* **Assigned task**: Any picture in the listing is left out of the copy; all else is duplicated exactly.
#### Provided material
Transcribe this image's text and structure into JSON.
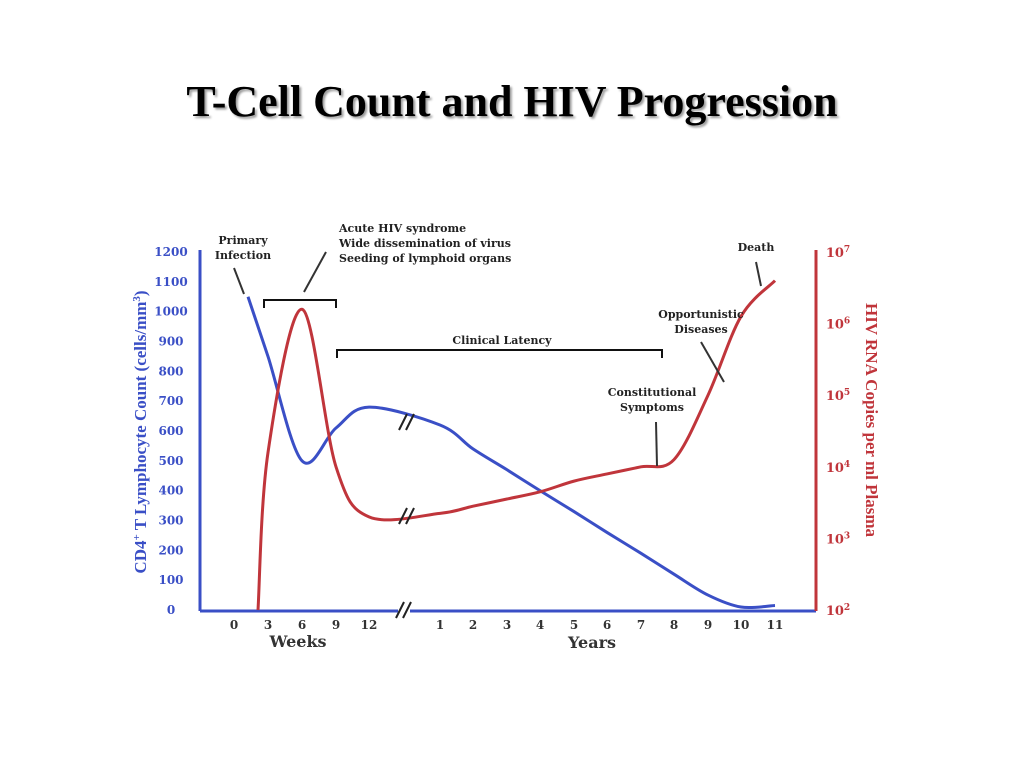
{
  "slide": {
    "title": "T-Cell Count and HIV Progression"
  },
  "colors": {
    "cd4": "#3a4fc6",
    "rna": "#c0353b",
    "text": "#222222",
    "bracket": "#111111"
  },
  "chart_data": {
    "type": "line",
    "x_axis": {
      "tick_labels": [
        "0",
        "3",
        "6",
        "9",
        "12",
        "1",
        "2",
        "3",
        "4",
        "5",
        "6",
        "7",
        "8",
        "9",
        "10",
        "11"
      ],
      "weeks_label": "Weeks",
      "years_label": "Years",
      "break": true
    },
    "y_left": {
      "label_prefix": "CD4",
      "label_sup": "+",
      "label_main": " T Lymphocyte Count (cells/mm",
      "label_sup2": "3",
      "label_end": ")",
      "ticks": [
        "0",
        "100",
        "200",
        "300",
        "400",
        "500",
        "600",
        "700",
        "800",
        "900",
        "1000",
        "1100",
        "1200"
      ],
      "range": [
        0,
        1200
      ]
    },
    "y_right": {
      "label": "HIV RNA Copies per ml Plasma",
      "ticks": [
        {
          "base": "10",
          "exp": "2"
        },
        {
          "base": "10",
          "exp": "3"
        },
        {
          "base": "10",
          "exp": "4"
        },
        {
          "base": "10",
          "exp": "5"
        },
        {
          "base": "10",
          "exp": "6"
        },
        {
          "base": "10",
          "exp": "7"
        }
      ],
      "range_log10": [
        2,
        7
      ]
    },
    "series": [
      {
        "key": "cd4",
        "points": [
          {
            "t": "0 wk",
            "v": 1050
          },
          {
            "t": "3 wk",
            "v": 850
          },
          {
            "t": "6 wk",
            "v": 500
          },
          {
            "t": "9 wk",
            "v": 610
          },
          {
            "t": "12 wk",
            "v": 680
          },
          {
            "t": "1 yr",
            "v": 620
          },
          {
            "t": "2 yr",
            "v": 540
          },
          {
            "t": "3 yr",
            "v": 470
          },
          {
            "t": "4 yr",
            "v": 400
          },
          {
            "t": "5 yr",
            "v": 330
          },
          {
            "t": "6 yr",
            "v": 260
          },
          {
            "t": "7 yr",
            "v": 190
          },
          {
            "t": "8 yr",
            "v": 120
          },
          {
            "t": "9 yr",
            "v": 50
          },
          {
            "t": "10 yr",
            "v": 10
          },
          {
            "t": "11 yr",
            "v": 15
          }
        ]
      },
      {
        "key": "rna",
        "points": [
          {
            "t": "0 wk",
            "log10": 2.0
          },
          {
            "t": "3 wk",
            "log10": 4.2
          },
          {
            "t": "6 wk",
            "log10": 6.2
          },
          {
            "t": "9 wk",
            "log10": 4.0
          },
          {
            "t": "12 wk",
            "log10": 3.3
          },
          {
            "t": "1 yr",
            "log10": 3.35
          },
          {
            "t": "2 yr",
            "log10": 3.45
          },
          {
            "t": "3 yr",
            "log10": 3.55
          },
          {
            "t": "4 yr",
            "log10": 3.65
          },
          {
            "t": "5 yr",
            "log10": 3.8
          },
          {
            "t": "6 yr",
            "log10": 3.9
          },
          {
            "t": "7 yr",
            "log10": 4.0
          },
          {
            "t": "8 yr",
            "log10": 4.1
          },
          {
            "t": "9 yr",
            "log10": 5.0
          },
          {
            "t": "10 yr",
            "log10": 6.1
          },
          {
            "t": "11 yr",
            "log10": 6.6
          }
        ]
      }
    ],
    "annotations": {
      "primary_infection": [
        "Primary",
        "Infection"
      ],
      "acute": [
        "Acute HIV syndrome",
        "Wide dissemination of virus",
        "Seeding of lymphoid organs"
      ],
      "clinical_latency": "Clinical Latency",
      "constitutional": [
        "Constitutional",
        "Symptoms"
      ],
      "opportunistic": [
        "Opportunistic",
        "Diseases"
      ],
      "death": "Death"
    }
  }
}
########
* **Solved problem**:
Transcribe this image's text and structure into JSON.
{
  "slide": {
    "title": "T-Cell Count and HIV Progression"
  },
  "colors": {
    "cd4": "#3a4fc6",
    "rna": "#c0353b",
    "text": "#222222",
    "bracket": "#111111"
  },
  "chart_data": {
    "type": "line",
    "x_axis": {
      "tick_labels": [
        "0",
        "3",
        "6",
        "9",
        "12",
        "1",
        "2",
        "3",
        "4",
        "5",
        "6",
        "7",
        "8",
        "9",
        "10",
        "11"
      ],
      "weeks_label": "Weeks",
      "years_label": "Years",
      "break": true
    },
    "y_left": {
      "label_prefix": "CD4",
      "label_sup": "+",
      "label_main": " T Lymphocyte Count (cells/mm",
      "label_sup2": "3",
      "label_end": ")",
      "ticks": [
        "0",
        "100",
        "200",
        "300",
        "400",
        "500",
        "600",
        "700",
        "800",
        "900",
        "1000",
        "1100",
        "1200"
      ],
      "range": [
        0,
        1200
      ]
    },
    "y_right": {
      "label": "HIV RNA Copies per ml Plasma",
      "ticks": [
        {
          "base": "10",
          "exp": "2"
        },
        {
          "base": "10",
          "exp": "3"
        },
        {
          "base": "10",
          "exp": "4"
        },
        {
          "base": "10",
          "exp": "5"
        },
        {
          "base": "10",
          "exp": "6"
        },
        {
          "base": "10",
          "exp": "7"
        }
      ],
      "range_log10": [
        2,
        7
      ]
    },
    "series": [
      {
        "key": "cd4",
        "points": [
          {
            "t": "0 wk",
            "v": 1050
          },
          {
            "t": "3 wk",
            "v": 850
          },
          {
            "t": "6 wk",
            "v": 500
          },
          {
            "t": "9 wk",
            "v": 610
          },
          {
            "t": "12 wk",
            "v": 680
          },
          {
            "t": "1 yr",
            "v": 620
          },
          {
            "t": "2 yr",
            "v": 540
          },
          {
            "t": "3 yr",
            "v": 470
          },
          {
            "t": "4 yr",
            "v": 400
          },
          {
            "t": "5 yr",
            "v": 330
          },
          {
            "t": "6 yr",
            "v": 260
          },
          {
            "t": "7 yr",
            "v": 190
          },
          {
            "t": "8 yr",
            "v": 120
          },
          {
            "t": "9 yr",
            "v": 50
          },
          {
            "t": "10 yr",
            "v": 10
          },
          {
            "t": "11 yr",
            "v": 15
          }
        ]
      },
      {
        "key": "rna",
        "points": [
          {
            "t": "0 wk",
            "log10": 2.0
          },
          {
            "t": "3 wk",
            "log10": 4.2
          },
          {
            "t": "6 wk",
            "log10": 6.2
          },
          {
            "t": "9 wk",
            "log10": 4.0
          },
          {
            "t": "12 wk",
            "log10": 3.3
          },
          {
            "t": "1 yr",
            "log10": 3.35
          },
          {
            "t": "2 yr",
            "log10": 3.45
          },
          {
            "t": "3 yr",
            "log10": 3.55
          },
          {
            "t": "4 yr",
            "log10": 3.65
          },
          {
            "t": "5 yr",
            "log10": 3.8
          },
          {
            "t": "6 yr",
            "log10": 3.9
          },
          {
            "t": "7 yr",
            "log10": 4.0
          },
          {
            "t": "8 yr",
            "log10": 4.1
          },
          {
            "t": "9 yr",
            "log10": 5.0
          },
          {
            "t": "10 yr",
            "log10": 6.1
          },
          {
            "t": "11 yr",
            "log10": 6.6
          }
        ]
      }
    ],
    "annotations": {
      "primary_infection": [
        "Primary",
        "Infection"
      ],
      "acute": [
        "Acute HIV syndrome",
        "Wide dissemination of virus",
        "Seeding of lymphoid organs"
      ],
      "clinical_latency": "Clinical Latency",
      "constitutional": [
        "Constitutional",
        "Symptoms"
      ],
      "opportunistic": [
        "Opportunistic",
        "Diseases"
      ],
      "death": "Death"
    }
  }
}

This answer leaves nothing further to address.